> [Exercise directions]: The records below must be written out exactly, with every picture left behind.

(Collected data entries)
........
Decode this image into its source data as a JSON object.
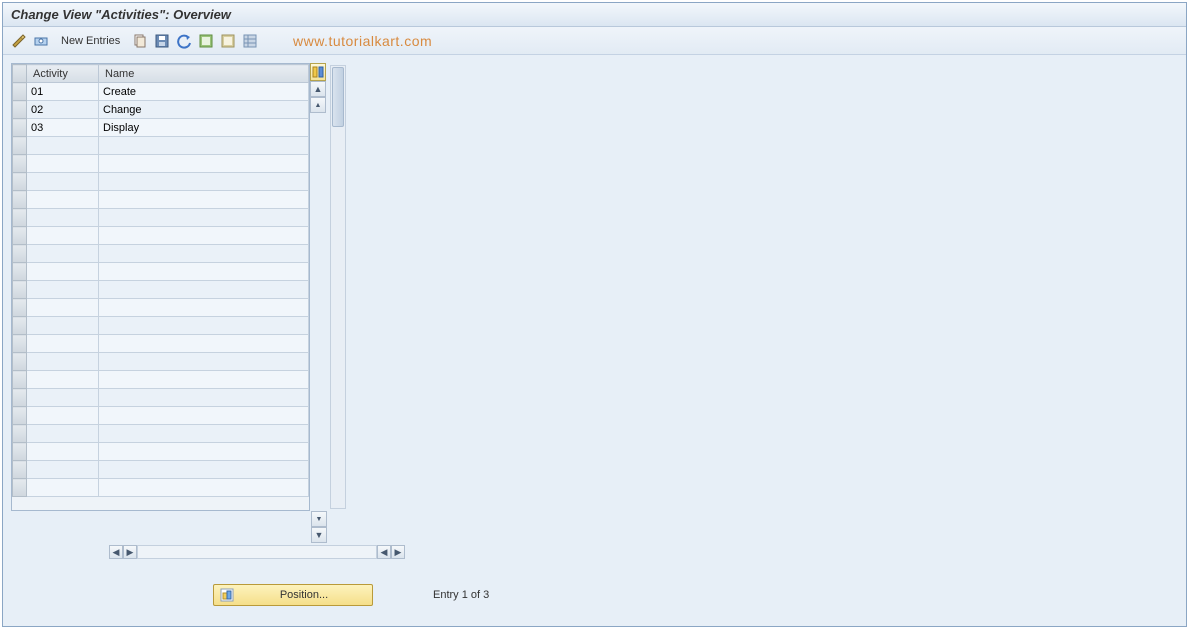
{
  "header": {
    "title": "Change View \"Activities\": Overview"
  },
  "toolbar": {
    "new_entries_label": "New Entries"
  },
  "watermark": "www.tutorialkart.com",
  "table": {
    "columns": {
      "activity": "Activity",
      "name": "Name"
    },
    "rows": [
      {
        "activity": "01",
        "name": "Create"
      },
      {
        "activity": "02",
        "name": "Change"
      },
      {
        "activity": "03",
        "name": "Display"
      }
    ],
    "empty_row_count": 20
  },
  "footer": {
    "position_label": "Position...",
    "entry_text": "Entry 1 of 3"
  }
}
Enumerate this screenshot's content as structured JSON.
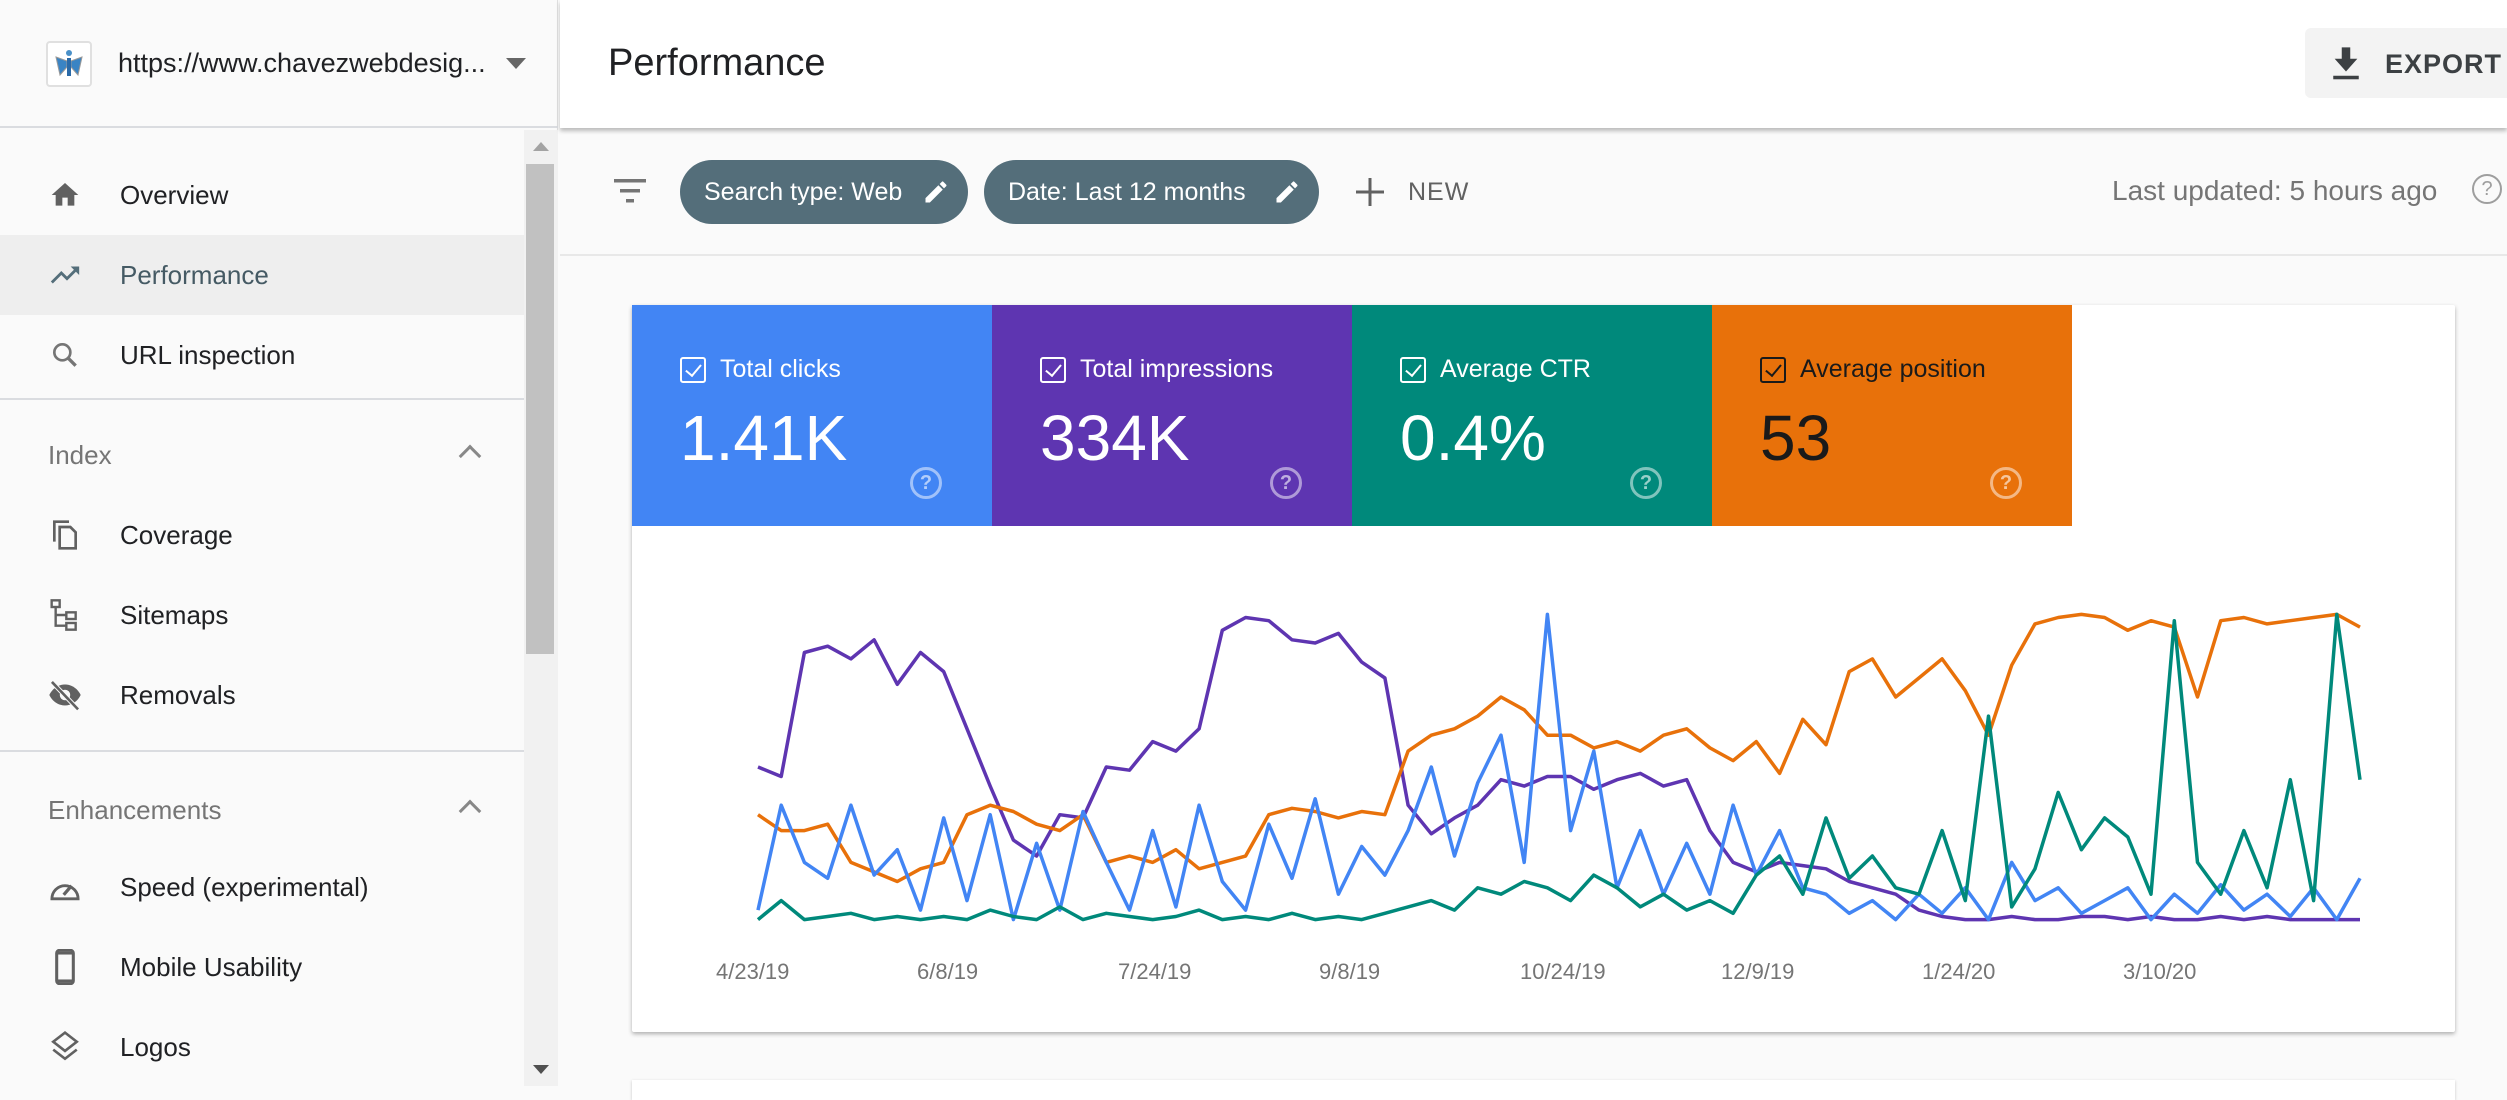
........
> [Output]:
Decode this image into its source data as a JSON object.
{
  "header": {
    "title": "Change View \"Activities\": Overview"
  },
  "toolbar": {
    "new_entries_label": "New Entries"
  },
  "watermark": "www.tutorialkart.com",
  "table": {
    "columns": {
      "activity": "Activity",
      "name": "Name"
    },
    "rows": [
      {
        "activity": "01",
        "name": "Create"
      },
      {
        "activity": "02",
        "name": "Change"
      },
      {
        "activity": "03",
        "name": "Display"
      }
    ],
    "empty_row_count": 20
  },
  "footer": {
    "position_label": "Position...",
    "entry_text": "Entry 1 of 3"
  }
}
Enumerate this screenshot's content as structured JSON.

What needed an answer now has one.